» **Task prompt**:
Repeat each line word for word.

» **Records for the task**:
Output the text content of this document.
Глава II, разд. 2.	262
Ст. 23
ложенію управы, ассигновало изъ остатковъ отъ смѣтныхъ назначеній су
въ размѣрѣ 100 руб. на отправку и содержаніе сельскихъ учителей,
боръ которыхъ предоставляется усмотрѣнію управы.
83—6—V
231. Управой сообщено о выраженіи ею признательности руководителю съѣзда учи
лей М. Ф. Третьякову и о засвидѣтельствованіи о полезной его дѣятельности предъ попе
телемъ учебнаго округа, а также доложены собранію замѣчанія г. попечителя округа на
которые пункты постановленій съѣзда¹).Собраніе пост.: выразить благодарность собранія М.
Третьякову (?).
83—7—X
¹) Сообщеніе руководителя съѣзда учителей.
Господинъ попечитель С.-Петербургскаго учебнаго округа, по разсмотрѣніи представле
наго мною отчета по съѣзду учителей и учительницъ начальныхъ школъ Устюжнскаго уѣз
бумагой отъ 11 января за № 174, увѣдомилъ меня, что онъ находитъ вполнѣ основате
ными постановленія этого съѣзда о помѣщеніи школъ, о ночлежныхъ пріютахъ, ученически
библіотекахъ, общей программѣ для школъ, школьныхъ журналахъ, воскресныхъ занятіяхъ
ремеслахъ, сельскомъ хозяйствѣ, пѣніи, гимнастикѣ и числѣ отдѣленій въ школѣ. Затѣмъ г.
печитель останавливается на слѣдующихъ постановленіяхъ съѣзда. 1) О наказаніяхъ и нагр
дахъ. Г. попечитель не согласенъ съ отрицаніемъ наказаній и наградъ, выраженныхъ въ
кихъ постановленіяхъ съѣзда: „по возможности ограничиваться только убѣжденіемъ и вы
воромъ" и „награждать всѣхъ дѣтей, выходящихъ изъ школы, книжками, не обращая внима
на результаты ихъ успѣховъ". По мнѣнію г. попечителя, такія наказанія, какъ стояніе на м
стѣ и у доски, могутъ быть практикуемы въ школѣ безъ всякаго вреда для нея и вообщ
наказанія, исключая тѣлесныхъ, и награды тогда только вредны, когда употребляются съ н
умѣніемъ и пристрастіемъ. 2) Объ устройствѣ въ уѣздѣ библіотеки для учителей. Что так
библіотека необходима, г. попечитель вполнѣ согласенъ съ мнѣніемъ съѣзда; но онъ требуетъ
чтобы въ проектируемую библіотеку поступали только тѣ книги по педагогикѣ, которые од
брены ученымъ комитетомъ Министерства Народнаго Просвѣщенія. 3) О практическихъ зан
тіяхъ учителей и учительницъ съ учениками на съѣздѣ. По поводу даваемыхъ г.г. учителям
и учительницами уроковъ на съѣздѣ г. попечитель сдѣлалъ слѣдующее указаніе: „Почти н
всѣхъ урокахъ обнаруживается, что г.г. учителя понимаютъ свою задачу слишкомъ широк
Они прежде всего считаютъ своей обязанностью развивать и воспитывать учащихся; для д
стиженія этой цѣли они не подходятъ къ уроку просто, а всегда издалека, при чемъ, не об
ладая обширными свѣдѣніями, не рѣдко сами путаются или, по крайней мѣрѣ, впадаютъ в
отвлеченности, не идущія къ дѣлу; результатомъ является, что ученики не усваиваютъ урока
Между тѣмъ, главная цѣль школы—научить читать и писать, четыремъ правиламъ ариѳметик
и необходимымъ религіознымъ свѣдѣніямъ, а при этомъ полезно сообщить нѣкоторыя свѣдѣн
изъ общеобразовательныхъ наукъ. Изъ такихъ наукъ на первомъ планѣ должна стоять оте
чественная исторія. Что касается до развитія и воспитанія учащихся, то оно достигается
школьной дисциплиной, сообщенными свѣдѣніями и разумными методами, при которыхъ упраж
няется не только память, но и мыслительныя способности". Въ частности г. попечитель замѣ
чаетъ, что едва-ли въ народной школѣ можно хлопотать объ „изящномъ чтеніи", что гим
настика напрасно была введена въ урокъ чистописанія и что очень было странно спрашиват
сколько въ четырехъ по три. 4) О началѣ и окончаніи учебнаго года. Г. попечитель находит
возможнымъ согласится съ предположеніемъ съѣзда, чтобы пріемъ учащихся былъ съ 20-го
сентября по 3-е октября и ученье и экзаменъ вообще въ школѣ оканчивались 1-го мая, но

» **Written answer**:
Output the text content of this document.
Глава II, разд. 2.	262
Ст. 23
ложенію управы, ассигновало изъ остатковъ отъ смѣтныхъ назначеній су
въ размѣрѣ 100 руб. на отправку и содержаніе сельскихъ учителей,
боръ которыхъ предоставляется усмотрѣнію управы.
83—6—V
231. Управой сообщено о выраженіи ею признательности руководителю съѣзда учи
лей М. Ф. Третьякову и о засвидѣтельствованіи о полезной его дѣятельности предъ попе
телемъ учебнаго округа, а также доложены собранію замѣчанія г. попечителя округа на
которые пункты постановленій съѣзда¹).Собраніе пост.: выразить благодарность собранія М.
Третьякову (?).
83—7—X
¹) Сообщеніе руководителя съѣзда учителей.
Господинъ попечитель С.-Петербургскаго учебнаго округа, по разсмотрѣніи представле
наго мною отчета по съѣзду учителей и учительницъ начальныхъ школъ Устюжнскаго уѣз
бумагой отъ 11 января за № 174, увѣдомилъ меня, что онъ находитъ вполнѣ основате
ными постановленія этого съѣзда о помѣщеніи школъ, о ночлежныхъ пріютахъ, ученически
библіотекахъ, общей программѣ для школъ, школьныхъ журналахъ, воскресныхъ занятіяхъ
ремеслахъ, сельскомъ хозяйствѣ, пѣніи, гимнастикѣ и числѣ отдѣленій въ школѣ. Затѣмъ г.
печитель останавливается на слѣдующихъ постановленіяхъ съѣзда. 1) О наказаніяхъ и нагр
дахъ. Г. попечитель не согласенъ съ отрицаніемъ наказаній и наградъ, выраженныхъ въ
кихъ постановленіяхъ съѣзда: „по возможности ограничиваться только убѣжденіемъ и вы
воромъ" и „награждать всѣхъ дѣтей, выходящихъ изъ школы, книжками, не обращая внима
на результаты ихъ успѣховъ". По мнѣнію г. попечителя, такія наказанія, какъ стояніе на м
стѣ и у доски, могутъ быть практикуемы въ школѣ безъ всякаго вреда для нея и вообщ
наказанія, исключая тѣлесныхъ, и награды тогда только вредны, когда употребляются съ н
умѣніемъ и пристрастіемъ. 2) Объ устройствѣ въ уѣздѣ библіотеки для учителей. Что так
библіотека необходима, г. попечитель вполнѣ согласенъ съ мнѣніемъ съѣзда; но онъ требуетъ
чтобы въ проектируемую библіотеку поступали только тѣ книги по педагогикѣ, которые од
брены ученымъ комитетомъ Министерства Народнаго Просвѣщенія. 3) О практическихъ зан
тіяхъ учителей и учительницъ съ учениками на съѣздѣ. По поводу даваемыхъ г.г. учителям
и учительницами уроковъ на съѣздѣ г. попечитель сдѣлалъ слѣдующее указаніе: „Почти н
всѣхъ урокахъ обнаруживается, что г.г. учителя понимаютъ свою задачу слишкомъ широк
Они прежде всего считаютъ своей обязанностью развивать и воспитывать учащихся; для д
стиженія этой цѣли они не подходятъ къ уроку просто, а всегда издалека, при чемъ, не об
ладая обширными свѣдѣніями, не рѣдко сами путаются или, по крайней мѣрѣ, впадаютъ в
отвлеченности, не идущія къ дѣлу; результатомъ является, что ученики не усваиваютъ урока
Между тѣмъ, главная цѣль школы—научить читать и писать, четыремъ правиламъ ариѳметик
и необходимымъ религіознымъ свѣдѣніямъ, а при этомъ полезно сообщить нѣкоторыя свѣдѣн
изъ общеобразовательныхъ наукъ. Изъ такихъ наукъ на первомъ планѣ должна стоять оте
чественная исторія. Что касается до развитія и воспитанія учащихся, то оно достигается
школьной дисциплиной, сообщенными свѣдѣніями и разумными методами, при которыхъ упраж
няется не только память, но и мыслительныя способности". Въ частности г. попечитель замѣ
чаетъ, что едва-ли въ народной школѣ можно хлопотать объ „изящномъ чтеніи", что гим
настика напрасно была введена въ урокъ чистописанія и что очень было странно спрашиват
сколько въ четырехъ по три. 4) О началѣ и окончаніи учебнаго года. Г. попечитель находит
возможнымъ согласится съ предположеніемъ съѣзда, чтобы пріемъ учащихся былъ съ 20-го
сентября по 3-е октября и ученье и экзаменъ вообще въ школѣ оканчивались 1-го мая, но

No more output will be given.